All of the listing below must be repeated word for word. Pictures are the only thing to omit.

---+---

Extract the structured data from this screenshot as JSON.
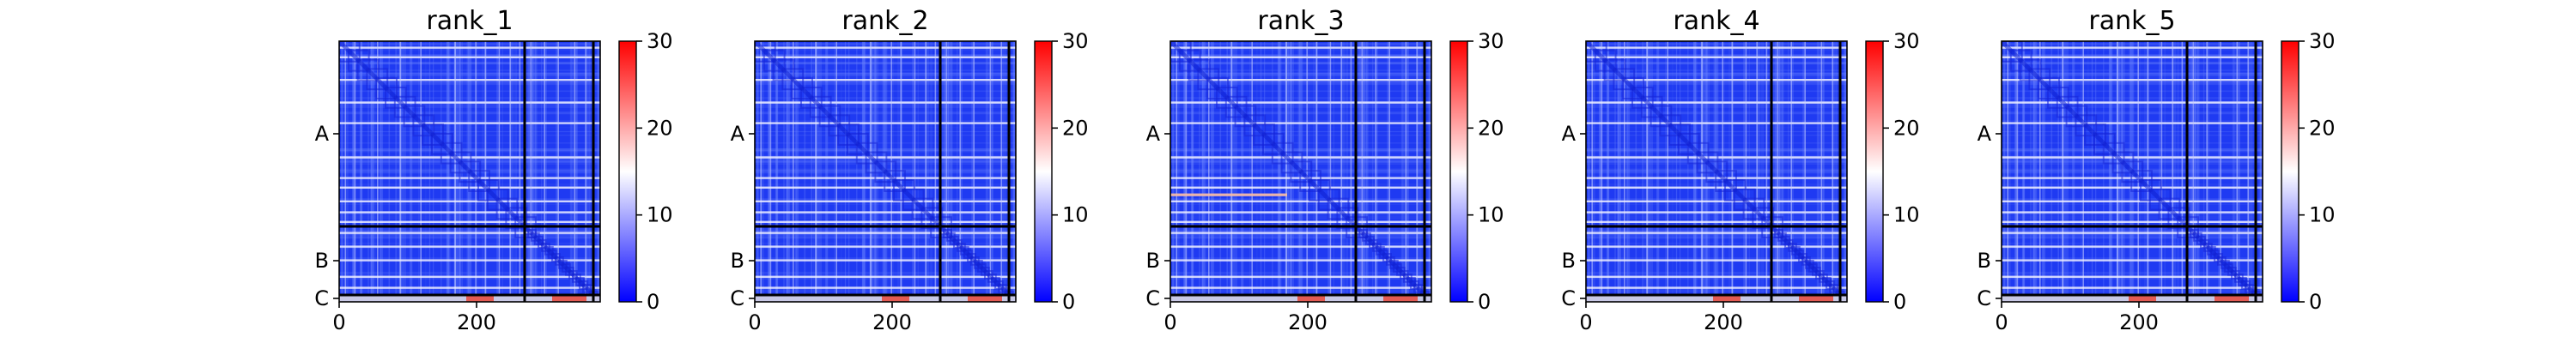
{
  "chart_data": [
    {
      "type": "heatmap",
      "title": "rank_1",
      "xlabel": "",
      "ylabel": "",
      "x_ticks": [
        0,
        200
      ],
      "xlim": [
        0,
        380
      ],
      "y_labels": [
        "A",
        "B",
        "C"
      ],
      "chains": [
        {
          "name": "A",
          "start": 0,
          "end": 270
        },
        {
          "name": "B",
          "start": 270,
          "end": 370
        },
        {
          "name": "C",
          "start": 370,
          "end": 380
        }
      ],
      "colorbar": {
        "min": 0,
        "max": 30,
        "ticks": [
          0,
          10,
          20,
          30
        ],
        "colors": [
          "#0000ff",
          "#ffffff",
          "#ff0000"
        ]
      },
      "bright_rows": [
        8,
        22,
        55,
        88,
        118,
        168,
        198,
        212,
        232,
        248,
        262,
        278,
        298,
        318,
        342,
        358
      ],
      "hot_rows": [],
      "red_strip_cols": [
        [
          185,
          225
        ],
        [
          310,
          360
        ]
      ]
    },
    {
      "type": "heatmap",
      "title": "rank_2",
      "xlabel": "",
      "ylabel": "",
      "x_ticks": [
        0,
        200
      ],
      "xlim": [
        0,
        380
      ],
      "y_labels": [
        "A",
        "B",
        "C"
      ],
      "chains": [
        {
          "name": "A",
          "start": 0,
          "end": 270
        },
        {
          "name": "B",
          "start": 270,
          "end": 370
        },
        {
          "name": "C",
          "start": 370,
          "end": 380
        }
      ],
      "colorbar": {
        "min": 0,
        "max": 30,
        "ticks": [
          0,
          10,
          20,
          30
        ],
        "colors": [
          "#0000ff",
          "#ffffff",
          "#ff0000"
        ]
      },
      "bright_rows": [
        8,
        22,
        55,
        88,
        118,
        168,
        198,
        212,
        232,
        248,
        262,
        278,
        298,
        318,
        342,
        358
      ],
      "hot_rows": [],
      "red_strip_cols": [
        [
          185,
          225
        ],
        [
          310,
          360
        ]
      ]
    },
    {
      "type": "heatmap",
      "title": "rank_3",
      "xlabel": "",
      "ylabel": "",
      "x_ticks": [
        0,
        200
      ],
      "xlim": [
        0,
        380
      ],
      "y_labels": [
        "A",
        "B",
        "C"
      ],
      "chains": [
        {
          "name": "A",
          "start": 0,
          "end": 270
        },
        {
          "name": "B",
          "start": 270,
          "end": 370
        },
        {
          "name": "C",
          "start": 370,
          "end": 380
        }
      ],
      "colorbar": {
        "min": 0,
        "max": 30,
        "ticks": [
          0,
          10,
          20,
          30
        ],
        "colors": [
          "#0000ff",
          "#ffffff",
          "#ff0000"
        ]
      },
      "bright_rows": [
        8,
        22,
        55,
        88,
        118,
        168,
        198,
        212,
        232,
        248,
        262,
        278,
        298,
        318,
        342,
        358
      ],
      "hot_rows": [
        222
      ],
      "red_strip_cols": [
        [
          185,
          225
        ],
        [
          310,
          360
        ]
      ]
    },
    {
      "type": "heatmap",
      "title": "rank_4",
      "xlabel": "",
      "ylabel": "",
      "x_ticks": [
        0,
        200
      ],
      "xlim": [
        0,
        380
      ],
      "y_labels": [
        "A",
        "B",
        "C"
      ],
      "chains": [
        {
          "name": "A",
          "start": 0,
          "end": 270
        },
        {
          "name": "B",
          "start": 270,
          "end": 370
        },
        {
          "name": "C",
          "start": 370,
          "end": 380
        }
      ],
      "colorbar": {
        "min": 0,
        "max": 30,
        "ticks": [
          0,
          10,
          20,
          30
        ],
        "colors": [
          "#0000ff",
          "#ffffff",
          "#ff0000"
        ]
      },
      "bright_rows": [
        8,
        22,
        55,
        88,
        118,
        168,
        198,
        212,
        232,
        248,
        262,
        278,
        298,
        318,
        342,
        358
      ],
      "hot_rows": [],
      "red_strip_cols": [
        [
          185,
          225
        ],
        [
          310,
          360
        ]
      ]
    },
    {
      "type": "heatmap",
      "title": "rank_5",
      "xlabel": "",
      "ylabel": "",
      "x_ticks": [
        0,
        200
      ],
      "xlim": [
        0,
        380
      ],
      "y_labels": [
        "A",
        "B",
        "C"
      ],
      "chains": [
        {
          "name": "A",
          "start": 0,
          "end": 270
        },
        {
          "name": "B",
          "start": 270,
          "end": 370
        },
        {
          "name": "C",
          "start": 370,
          "end": 380
        }
      ],
      "colorbar": {
        "min": 0,
        "max": 30,
        "ticks": [
          0,
          10,
          20,
          30
        ],
        "colors": [
          "#0000ff",
          "#ffffff",
          "#ff0000"
        ]
      },
      "bright_rows": [
        8,
        22,
        55,
        88,
        118,
        168,
        198,
        212,
        232,
        248,
        262,
        278,
        298,
        318,
        342,
        358
      ],
      "hot_rows": [],
      "red_strip_cols": [
        [
          185,
          225
        ],
        [
          310,
          360
        ]
      ]
    }
  ]
}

---+---

▸ EXERCISE RESPONSE:
Extract the structured data from this screenshot as JSON.
{
  "chart_data": [
    {
      "type": "heatmap",
      "title": "rank_1",
      "xlabel": "",
      "ylabel": "",
      "x_ticks": [
        0,
        200
      ],
      "xlim": [
        0,
        380
      ],
      "y_labels": [
        "A",
        "B",
        "C"
      ],
      "chains": [
        {
          "name": "A",
          "start": 0,
          "end": 270
        },
        {
          "name": "B",
          "start": 270,
          "end": 370
        },
        {
          "name": "C",
          "start": 370,
          "end": 380
        }
      ],
      "colorbar": {
        "min": 0,
        "max": 30,
        "ticks": [
          0,
          10,
          20,
          30
        ],
        "colors": [
          "#0000ff",
          "#ffffff",
          "#ff0000"
        ]
      },
      "bright_rows": [
        8,
        22,
        55,
        88,
        118,
        168,
        198,
        212,
        232,
        248,
        262,
        278,
        298,
        318,
        342,
        358
      ],
      "hot_rows": [],
      "red_strip_cols": [
        [
          185,
          225
        ],
        [
          310,
          360
        ]
      ]
    },
    {
      "type": "heatmap",
      "title": "rank_2",
      "xlabel": "",
      "ylabel": "",
      "x_ticks": [
        0,
        200
      ],
      "xlim": [
        0,
        380
      ],
      "y_labels": [
        "A",
        "B",
        "C"
      ],
      "chains": [
        {
          "name": "A",
          "start": 0,
          "end": 270
        },
        {
          "name": "B",
          "start": 270,
          "end": 370
        },
        {
          "name": "C",
          "start": 370,
          "end": 380
        }
      ],
      "colorbar": {
        "min": 0,
        "max": 30,
        "ticks": [
          0,
          10,
          20,
          30
        ],
        "colors": [
          "#0000ff",
          "#ffffff",
          "#ff0000"
        ]
      },
      "bright_rows": [
        8,
        22,
        55,
        88,
        118,
        168,
        198,
        212,
        232,
        248,
        262,
        278,
        298,
        318,
        342,
        358
      ],
      "hot_rows": [],
      "red_strip_cols": [
        [
          185,
          225
        ],
        [
          310,
          360
        ]
      ]
    },
    {
      "type": "heatmap",
      "title": "rank_3",
      "xlabel": "",
      "ylabel": "",
      "x_ticks": [
        0,
        200
      ],
      "xlim": [
        0,
        380
      ],
      "y_labels": [
        "A",
        "B",
        "C"
      ],
      "chains": [
        {
          "name": "A",
          "start": 0,
          "end": 270
        },
        {
          "name": "B",
          "start": 270,
          "end": 370
        },
        {
          "name": "C",
          "start": 370,
          "end": 380
        }
      ],
      "colorbar": {
        "min": 0,
        "max": 30,
        "ticks": [
          0,
          10,
          20,
          30
        ],
        "colors": [
          "#0000ff",
          "#ffffff",
          "#ff0000"
        ]
      },
      "bright_rows": [
        8,
        22,
        55,
        88,
        118,
        168,
        198,
        212,
        232,
        248,
        262,
        278,
        298,
        318,
        342,
        358
      ],
      "hot_rows": [
        222
      ],
      "red_strip_cols": [
        [
          185,
          225
        ],
        [
          310,
          360
        ]
      ]
    },
    {
      "type": "heatmap",
      "title": "rank_4",
      "xlabel": "",
      "ylabel": "",
      "x_ticks": [
        0,
        200
      ],
      "xlim": [
        0,
        380
      ],
      "y_labels": [
        "A",
        "B",
        "C"
      ],
      "chains": [
        {
          "name": "A",
          "start": 0,
          "end": 270
        },
        {
          "name": "B",
          "start": 270,
          "end": 370
        },
        {
          "name": "C",
          "start": 370,
          "end": 380
        }
      ],
      "colorbar": {
        "min": 0,
        "max": 30,
        "ticks": [
          0,
          10,
          20,
          30
        ],
        "colors": [
          "#0000ff",
          "#ffffff",
          "#ff0000"
        ]
      },
      "bright_rows": [
        8,
        22,
        55,
        88,
        118,
        168,
        198,
        212,
        232,
        248,
        262,
        278,
        298,
        318,
        342,
        358
      ],
      "hot_rows": [],
      "red_strip_cols": [
        [
          185,
          225
        ],
        [
          310,
          360
        ]
      ]
    },
    {
      "type": "heatmap",
      "title": "rank_5",
      "xlabel": "",
      "ylabel": "",
      "x_ticks": [
        0,
        200
      ],
      "xlim": [
        0,
        380
      ],
      "y_labels": [
        "A",
        "B",
        "C"
      ],
      "chains": [
        {
          "name": "A",
          "start": 0,
          "end": 270
        },
        {
          "name": "B",
          "start": 270,
          "end": 370
        },
        {
          "name": "C",
          "start": 370,
          "end": 380
        }
      ],
      "colorbar": {
        "min": 0,
        "max": 30,
        "ticks": [
          0,
          10,
          20,
          30
        ],
        "colors": [
          "#0000ff",
          "#ffffff",
          "#ff0000"
        ]
      },
      "bright_rows": [
        8,
        22,
        55,
        88,
        118,
        168,
        198,
        212,
        232,
        248,
        262,
        278,
        298,
        318,
        342,
        358
      ],
      "hot_rows": [],
      "red_strip_cols": [
        [
          185,
          225
        ],
        [
          310,
          360
        ]
      ]
    }
  ]
}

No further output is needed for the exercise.